▸ **Aim of the exercise**
Give the listing below again in full, exactly as written.

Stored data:
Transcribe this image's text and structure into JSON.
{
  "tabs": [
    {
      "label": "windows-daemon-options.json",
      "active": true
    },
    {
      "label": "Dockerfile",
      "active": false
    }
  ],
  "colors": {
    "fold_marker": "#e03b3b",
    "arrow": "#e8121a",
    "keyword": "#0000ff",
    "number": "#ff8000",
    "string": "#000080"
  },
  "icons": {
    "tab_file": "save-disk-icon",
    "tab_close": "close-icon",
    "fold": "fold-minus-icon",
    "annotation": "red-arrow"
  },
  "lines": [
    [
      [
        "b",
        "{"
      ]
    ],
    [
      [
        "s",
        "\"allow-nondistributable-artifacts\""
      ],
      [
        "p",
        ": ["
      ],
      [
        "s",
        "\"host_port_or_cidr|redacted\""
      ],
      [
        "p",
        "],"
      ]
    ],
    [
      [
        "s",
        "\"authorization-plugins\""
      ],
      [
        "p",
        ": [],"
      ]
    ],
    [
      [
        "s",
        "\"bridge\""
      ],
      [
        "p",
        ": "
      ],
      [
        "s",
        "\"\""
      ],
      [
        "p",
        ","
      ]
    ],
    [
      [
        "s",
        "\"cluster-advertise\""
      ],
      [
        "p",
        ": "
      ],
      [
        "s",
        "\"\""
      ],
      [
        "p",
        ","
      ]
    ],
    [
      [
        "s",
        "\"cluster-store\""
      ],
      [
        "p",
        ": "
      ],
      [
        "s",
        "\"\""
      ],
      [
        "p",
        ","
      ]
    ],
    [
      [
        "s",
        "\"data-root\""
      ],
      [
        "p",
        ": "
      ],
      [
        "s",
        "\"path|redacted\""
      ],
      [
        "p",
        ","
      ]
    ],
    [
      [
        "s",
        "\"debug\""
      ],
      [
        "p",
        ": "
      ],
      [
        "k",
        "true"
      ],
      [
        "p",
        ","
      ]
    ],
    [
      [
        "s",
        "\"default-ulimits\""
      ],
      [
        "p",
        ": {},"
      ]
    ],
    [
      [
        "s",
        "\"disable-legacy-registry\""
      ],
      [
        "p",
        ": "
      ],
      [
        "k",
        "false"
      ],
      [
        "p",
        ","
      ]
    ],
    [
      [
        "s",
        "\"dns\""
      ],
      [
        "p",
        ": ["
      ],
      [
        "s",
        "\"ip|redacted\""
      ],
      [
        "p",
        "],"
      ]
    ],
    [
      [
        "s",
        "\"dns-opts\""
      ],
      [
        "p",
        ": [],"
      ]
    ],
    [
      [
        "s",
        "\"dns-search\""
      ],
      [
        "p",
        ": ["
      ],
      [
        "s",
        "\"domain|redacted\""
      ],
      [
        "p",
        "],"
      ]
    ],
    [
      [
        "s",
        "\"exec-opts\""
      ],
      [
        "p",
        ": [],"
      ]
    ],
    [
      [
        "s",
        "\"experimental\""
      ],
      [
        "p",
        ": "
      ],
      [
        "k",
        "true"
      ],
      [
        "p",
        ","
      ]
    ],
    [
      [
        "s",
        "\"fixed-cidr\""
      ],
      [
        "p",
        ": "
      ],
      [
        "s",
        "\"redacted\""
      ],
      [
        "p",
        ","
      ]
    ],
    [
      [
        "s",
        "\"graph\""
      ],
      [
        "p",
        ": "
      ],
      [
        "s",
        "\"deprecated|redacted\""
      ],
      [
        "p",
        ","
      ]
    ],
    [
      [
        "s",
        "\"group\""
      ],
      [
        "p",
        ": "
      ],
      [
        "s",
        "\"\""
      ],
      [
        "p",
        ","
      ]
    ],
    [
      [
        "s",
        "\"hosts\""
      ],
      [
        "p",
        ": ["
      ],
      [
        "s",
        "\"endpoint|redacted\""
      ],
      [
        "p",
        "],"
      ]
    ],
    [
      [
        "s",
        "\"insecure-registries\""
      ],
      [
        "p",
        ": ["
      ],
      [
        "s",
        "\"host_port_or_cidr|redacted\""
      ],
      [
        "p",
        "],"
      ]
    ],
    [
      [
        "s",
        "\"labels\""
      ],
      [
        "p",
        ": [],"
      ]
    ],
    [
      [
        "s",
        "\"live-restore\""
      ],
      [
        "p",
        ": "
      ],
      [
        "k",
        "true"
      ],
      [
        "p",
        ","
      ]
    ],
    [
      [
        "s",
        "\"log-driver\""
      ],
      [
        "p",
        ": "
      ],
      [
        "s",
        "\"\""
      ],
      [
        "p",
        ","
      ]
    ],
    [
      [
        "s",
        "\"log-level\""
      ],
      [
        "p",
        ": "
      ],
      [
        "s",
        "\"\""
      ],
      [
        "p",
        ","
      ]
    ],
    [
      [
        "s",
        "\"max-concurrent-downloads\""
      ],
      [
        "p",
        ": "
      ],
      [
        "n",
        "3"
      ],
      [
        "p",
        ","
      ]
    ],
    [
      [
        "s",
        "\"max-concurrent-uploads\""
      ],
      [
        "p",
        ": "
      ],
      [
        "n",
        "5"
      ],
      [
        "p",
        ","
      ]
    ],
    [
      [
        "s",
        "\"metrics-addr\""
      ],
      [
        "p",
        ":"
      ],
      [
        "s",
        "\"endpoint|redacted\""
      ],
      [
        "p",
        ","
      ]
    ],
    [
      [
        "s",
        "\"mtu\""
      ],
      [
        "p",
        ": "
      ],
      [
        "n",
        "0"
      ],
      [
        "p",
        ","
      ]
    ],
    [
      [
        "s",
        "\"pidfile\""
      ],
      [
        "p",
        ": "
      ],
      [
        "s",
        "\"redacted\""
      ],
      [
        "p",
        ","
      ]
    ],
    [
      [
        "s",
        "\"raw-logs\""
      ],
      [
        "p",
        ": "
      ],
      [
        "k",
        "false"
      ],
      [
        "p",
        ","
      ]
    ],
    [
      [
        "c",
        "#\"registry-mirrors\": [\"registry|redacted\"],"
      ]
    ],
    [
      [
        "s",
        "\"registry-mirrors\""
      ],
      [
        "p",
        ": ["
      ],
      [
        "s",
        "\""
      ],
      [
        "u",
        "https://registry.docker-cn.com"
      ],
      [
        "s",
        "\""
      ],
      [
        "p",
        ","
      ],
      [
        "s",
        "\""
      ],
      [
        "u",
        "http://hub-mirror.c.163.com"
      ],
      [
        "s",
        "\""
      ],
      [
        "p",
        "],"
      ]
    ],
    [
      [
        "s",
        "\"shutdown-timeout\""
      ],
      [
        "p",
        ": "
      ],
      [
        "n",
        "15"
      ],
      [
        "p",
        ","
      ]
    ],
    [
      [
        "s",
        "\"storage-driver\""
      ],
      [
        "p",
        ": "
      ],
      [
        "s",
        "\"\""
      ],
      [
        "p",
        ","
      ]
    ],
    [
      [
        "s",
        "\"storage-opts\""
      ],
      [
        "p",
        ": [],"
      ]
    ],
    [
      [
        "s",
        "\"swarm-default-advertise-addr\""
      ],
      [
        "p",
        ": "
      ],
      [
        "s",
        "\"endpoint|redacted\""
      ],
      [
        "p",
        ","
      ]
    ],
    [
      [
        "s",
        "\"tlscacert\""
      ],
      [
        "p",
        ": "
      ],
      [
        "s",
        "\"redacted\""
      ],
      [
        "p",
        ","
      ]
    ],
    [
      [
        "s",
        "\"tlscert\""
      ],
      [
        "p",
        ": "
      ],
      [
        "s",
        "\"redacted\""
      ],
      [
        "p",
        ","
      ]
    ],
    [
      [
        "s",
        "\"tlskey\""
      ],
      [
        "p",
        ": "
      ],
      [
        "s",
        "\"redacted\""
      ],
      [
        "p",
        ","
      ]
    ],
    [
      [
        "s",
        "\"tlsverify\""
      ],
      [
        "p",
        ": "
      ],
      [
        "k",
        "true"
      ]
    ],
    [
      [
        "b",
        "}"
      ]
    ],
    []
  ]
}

▸ **Written answer**
Transcribe this image's text and structure into JSON.
{
  "tabs": [
    {
      "label": "windows-daemon-options.json",
      "active": true
    },
    {
      "label": "Dockerfile",
      "active": false
    }
  ],
  "colors": {
    "fold_marker": "#e03b3b",
    "arrow": "#e8121a",
    "keyword": "#0000ff",
    "number": "#ff8000",
    "string": "#000080"
  },
  "icons": {
    "tab_file": "save-disk-icon",
    "tab_close": "close-icon",
    "fold": "fold-minus-icon",
    "annotation": "red-arrow"
  },
  "lines": [
    [
      [
        "b",
        "{"
      ]
    ],
    [
      [
        "s",
        "\"allow-nondistributable-artifacts\""
      ],
      [
        "p",
        ": ["
      ],
      [
        "s",
        "\"host_port_or_cidr|redacted\""
      ],
      [
        "p",
        "],"
      ]
    ],
    [
      [
        "s",
        "\"authorization-plugins\""
      ],
      [
        "p",
        ": [],"
      ]
    ],
    [
      [
        "s",
        "\"bridge\""
      ],
      [
        "p",
        ": "
      ],
      [
        "s",
        "\"\""
      ],
      [
        "p",
        ","
      ]
    ],
    [
      [
        "s",
        "\"cluster-advertise\""
      ],
      [
        "p",
        ": "
      ],
      [
        "s",
        "\"\""
      ],
      [
        "p",
        ","
      ]
    ],
    [
      [
        "s",
        "\"cluster-store\""
      ],
      [
        "p",
        ": "
      ],
      [
        "s",
        "\"\""
      ],
      [
        "p",
        ","
      ]
    ],
    [
      [
        "s",
        "\"data-root\""
      ],
      [
        "p",
        ": "
      ],
      [
        "s",
        "\"path|redacted\""
      ],
      [
        "p",
        ","
      ]
    ],
    [
      [
        "s",
        "\"debug\""
      ],
      [
        "p",
        ": "
      ],
      [
        "k",
        "true"
      ],
      [
        "p",
        ","
      ]
    ],
    [
      [
        "s",
        "\"default-ulimits\""
      ],
      [
        "p",
        ": {},"
      ]
    ],
    [
      [
        "s",
        "\"disable-legacy-registry\""
      ],
      [
        "p",
        ": "
      ],
      [
        "k",
        "false"
      ],
      [
        "p",
        ","
      ]
    ],
    [
      [
        "s",
        "\"dns\""
      ],
      [
        "p",
        ": ["
      ],
      [
        "s",
        "\"ip|redacted\""
      ],
      [
        "p",
        "],"
      ]
    ],
    [
      [
        "s",
        "\"dns-opts\""
      ],
      [
        "p",
        ": [],"
      ]
    ],
    [
      [
        "s",
        "\"dns-search\""
      ],
      [
        "p",
        ": ["
      ],
      [
        "s",
        "\"domain|redacted\""
      ],
      [
        "p",
        "],"
      ]
    ],
    [
      [
        "s",
        "\"exec-opts\""
      ],
      [
        "p",
        ": [],"
      ]
    ],
    [
      [
        "s",
        "\"experimental\""
      ],
      [
        "p",
        ": "
      ],
      [
        "k",
        "true"
      ],
      [
        "p",
        ","
      ]
    ],
    [
      [
        "s",
        "\"fixed-cidr\""
      ],
      [
        "p",
        ": "
      ],
      [
        "s",
        "\"redacted\""
      ],
      [
        "p",
        ","
      ]
    ],
    [
      [
        "s",
        "\"graph\""
      ],
      [
        "p",
        ": "
      ],
      [
        "s",
        "\"deprecated|redacted\""
      ],
      [
        "p",
        ","
      ]
    ],
    [
      [
        "s",
        "\"group\""
      ],
      [
        "p",
        ": "
      ],
      [
        "s",
        "\"\""
      ],
      [
        "p",
        ","
      ]
    ],
    [
      [
        "s",
        "\"hosts\""
      ],
      [
        "p",
        ": ["
      ],
      [
        "s",
        "\"endpoint|redacted\""
      ],
      [
        "p",
        "],"
      ]
    ],
    [
      [
        "s",
        "\"insecure-registries\""
      ],
      [
        "p",
        ": ["
      ],
      [
        "s",
        "\"host_port_or_cidr|redacted\""
      ],
      [
        "p",
        "],"
      ]
    ],
    [
      [
        "s",
        "\"labels\""
      ],
      [
        "p",
        ": [],"
      ]
    ],
    [
      [
        "s",
        "\"live-restore\""
      ],
      [
        "p",
        ": "
      ],
      [
        "k",
        "true"
      ],
      [
        "p",
        ","
      ]
    ],
    [
      [
        "s",
        "\"log-driver\""
      ],
      [
        "p",
        ": "
      ],
      [
        "s",
        "\"\""
      ],
      [
        "p",
        ","
      ]
    ],
    [
      [
        "s",
        "\"log-level\""
      ],
      [
        "p",
        ": "
      ],
      [
        "s",
        "\"\""
      ],
      [
        "p",
        ","
      ]
    ],
    [
      [
        "s",
        "\"max-concurrent-downloads\""
      ],
      [
        "p",
        ": "
      ],
      [
        "n",
        "3"
      ],
      [
        "p",
        ","
      ]
    ],
    [
      [
        "s",
        "\"max-concurrent-uploads\""
      ],
      [
        "p",
        ": "
      ],
      [
        "n",
        "5"
      ],
      [
        "p",
        ","
      ]
    ],
    [
      [
        "s",
        "\"metrics-addr\""
      ],
      [
        "p",
        ":"
      ],
      [
        "s",
        "\"endpoint|redacted\""
      ],
      [
        "p",
        ","
      ]
    ],
    [
      [
        "s",
        "\"mtu\""
      ],
      [
        "p",
        ": "
      ],
      [
        "n",
        "0"
      ],
      [
        "p",
        ","
      ]
    ],
    [
      [
        "s",
        "\"pidfile\""
      ],
      [
        "p",
        ": "
      ],
      [
        "s",
        "\"redacted\""
      ],
      [
        "p",
        ","
      ]
    ],
    [
      [
        "s",
        "\"raw-logs\""
      ],
      [
        "p",
        ": "
      ],
      [
        "k",
        "false"
      ],
      [
        "p",
        ","
      ]
    ],
    [
      [
        "c",
        "#\"registry-mirrors\": [\"registry|redacted\"],"
      ]
    ],
    [
      [
        "s",
        "\"registry-mirrors\""
      ],
      [
        "p",
        ": ["
      ],
      [
        "s",
        "\""
      ],
      [
        "u",
        "https://registry.docker-cn.com"
      ],
      [
        "s",
        "\""
      ],
      [
        "p",
        ","
      ],
      [
        "s",
        "\""
      ],
      [
        "u",
        "http://hub-mirror.c.163.com"
      ],
      [
        "s",
        "\""
      ],
      [
        "p",
        "],"
      ]
    ],
    [
      [
        "s",
        "\"shutdown-timeout\""
      ],
      [
        "p",
        ": "
      ],
      [
        "n",
        "15"
      ],
      [
        "p",
        ","
      ]
    ],
    [
      [
        "s",
        "\"storage-driver\""
      ],
      [
        "p",
        ": "
      ],
      [
        "s",
        "\"\""
      ],
      [
        "p",
        ","
      ]
    ],
    [
      [
        "s",
        "\"storage-opts\""
      ],
      [
        "p",
        ": [],"
      ]
    ],
    [
      [
        "s",
        "\"swarm-default-advertise-addr\""
      ],
      [
        "p",
        ": "
      ],
      [
        "s",
        "\"endpoint|redacted\""
      ],
      [
        "p",
        ","
      ]
    ],
    [
      [
        "s",
        "\"tlscacert\""
      ],
      [
        "p",
        ": "
      ],
      [
        "s",
        "\"redacted\""
      ],
      [
        "p",
        ","
      ]
    ],
    [
      [
        "s",
        "\"tlscert\""
      ],
      [
        "p",
        ": "
      ],
      [
        "s",
        "\"redacted\""
      ],
      [
        "p",
        ","
      ]
    ],
    [
      [
        "s",
        "\"tlskey\""
      ],
      [
        "p",
        ": "
      ],
      [
        "s",
        "\"redacted\""
      ],
      [
        "p",
        ","
      ]
    ],
    [
      [
        "s",
        "\"tlsverify\""
      ],
      [
        "p",
        ": "
      ],
      [
        "k",
        "true"
      ]
    ],
    [
      [
        "b",
        "}"
      ]
    ],
    []
  ]
}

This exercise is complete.